━━ Records to process ━━

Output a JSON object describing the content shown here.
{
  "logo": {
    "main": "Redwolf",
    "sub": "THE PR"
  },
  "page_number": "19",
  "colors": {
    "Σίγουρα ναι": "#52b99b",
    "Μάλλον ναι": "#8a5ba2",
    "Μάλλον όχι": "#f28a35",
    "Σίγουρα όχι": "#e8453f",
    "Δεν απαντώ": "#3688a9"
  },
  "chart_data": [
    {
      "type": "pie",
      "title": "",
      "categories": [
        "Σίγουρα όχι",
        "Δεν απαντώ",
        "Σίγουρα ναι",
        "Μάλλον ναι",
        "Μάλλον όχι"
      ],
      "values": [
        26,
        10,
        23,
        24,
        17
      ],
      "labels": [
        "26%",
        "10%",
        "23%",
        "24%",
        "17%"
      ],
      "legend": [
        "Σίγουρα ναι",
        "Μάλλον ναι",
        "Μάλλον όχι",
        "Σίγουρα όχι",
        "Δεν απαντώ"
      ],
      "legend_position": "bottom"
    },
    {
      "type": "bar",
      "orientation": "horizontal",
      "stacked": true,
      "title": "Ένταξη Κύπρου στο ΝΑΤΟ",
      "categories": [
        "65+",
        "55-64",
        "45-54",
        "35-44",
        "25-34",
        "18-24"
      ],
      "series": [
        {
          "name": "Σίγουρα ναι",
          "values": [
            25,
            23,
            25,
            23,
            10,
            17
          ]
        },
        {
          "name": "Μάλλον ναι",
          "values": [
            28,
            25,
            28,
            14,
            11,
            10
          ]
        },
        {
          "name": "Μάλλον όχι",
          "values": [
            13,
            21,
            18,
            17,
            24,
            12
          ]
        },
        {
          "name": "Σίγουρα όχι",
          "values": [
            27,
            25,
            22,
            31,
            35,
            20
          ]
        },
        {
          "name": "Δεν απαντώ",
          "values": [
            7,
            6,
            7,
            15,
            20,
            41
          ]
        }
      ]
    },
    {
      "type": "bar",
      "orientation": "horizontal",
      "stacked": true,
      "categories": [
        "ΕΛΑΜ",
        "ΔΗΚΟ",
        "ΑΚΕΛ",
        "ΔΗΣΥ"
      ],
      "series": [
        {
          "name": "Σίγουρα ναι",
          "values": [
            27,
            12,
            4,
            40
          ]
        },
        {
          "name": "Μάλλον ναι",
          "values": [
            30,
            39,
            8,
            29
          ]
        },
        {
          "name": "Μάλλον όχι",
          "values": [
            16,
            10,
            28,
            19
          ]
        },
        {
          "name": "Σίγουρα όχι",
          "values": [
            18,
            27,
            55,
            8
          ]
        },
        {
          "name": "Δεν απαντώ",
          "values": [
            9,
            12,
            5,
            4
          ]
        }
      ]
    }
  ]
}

━━━

- Problem to solve -
Reproduce each entry word for word.

- Result of the task -
Output a JSON object describing the content shown here.
{
  "logo": {
    "main": "Redwolf",
    "sub": "THE PR"
  },
  "page_number": "19",
  "colors": {
    "Σίγουρα ναι": "#52b99b",
    "Μάλλον ναι": "#8a5ba2",
    "Μάλλον όχι": "#f28a35",
    "Σίγουρα όχι": "#e8453f",
    "Δεν απαντώ": "#3688a9"
  },
  "chart_data": [
    {
      "type": "pie",
      "title": "",
      "categories": [
        "Σίγουρα όχι",
        "Δεν απαντώ",
        "Σίγουρα ναι",
        "Μάλλον ναι",
        "Μάλλον όχι"
      ],
      "values": [
        26,
        10,
        23,
        24,
        17
      ],
      "labels": [
        "26%",
        "10%",
        "23%",
        "24%",
        "17%"
      ],
      "legend": [
        "Σίγουρα ναι",
        "Μάλλον ναι",
        "Μάλλον όχι",
        "Σίγουρα όχι",
        "Δεν απαντώ"
      ],
      "legend_position": "bottom"
    },
    {
      "type": "bar",
      "orientation": "horizontal",
      "stacked": true,
      "title": "Ένταξη Κύπρου στο ΝΑΤΟ",
      "categories": [
        "65+",
        "55-64",
        "45-54",
        "35-44",
        "25-34",
        "18-24"
      ],
      "series": [
        {
          "name": "Σίγουρα ναι",
          "values": [
            25,
            23,
            25,
            23,
            10,
            17
          ]
        },
        {
          "name": "Μάλλον ναι",
          "values": [
            28,
            25,
            28,
            14,
            11,
            10
          ]
        },
        {
          "name": "Μάλλον όχι",
          "values": [
            13,
            21,
            18,
            17,
            24,
            12
          ]
        },
        {
          "name": "Σίγουρα όχι",
          "values": [
            27,
            25,
            22,
            31,
            35,
            20
          ]
        },
        {
          "name": "Δεν απαντώ",
          "values": [
            7,
            6,
            7,
            15,
            20,
            41
          ]
        }
      ]
    },
    {
      "type": "bar",
      "orientation": "horizontal",
      "stacked": true,
      "categories": [
        "ΕΛΑΜ",
        "ΔΗΚΟ",
        "ΑΚΕΛ",
        "ΔΗΣΥ"
      ],
      "series": [
        {
          "name": "Σίγουρα ναι",
          "values": [
            27,
            12,
            4,
            40
          ]
        },
        {
          "name": "Μάλλον ναι",
          "values": [
            30,
            39,
            8,
            29
          ]
        },
        {
          "name": "Μάλλον όχι",
          "values": [
            16,
            10,
            28,
            19
          ]
        },
        {
          "name": "Σίγουρα όχι",
          "values": [
            18,
            27,
            55,
            8
          ]
        },
        {
          "name": "Δεν απαντώ",
          "values": [
            9,
            12,
            5,
            4
          ]
        }
      ]
    }
  ]
}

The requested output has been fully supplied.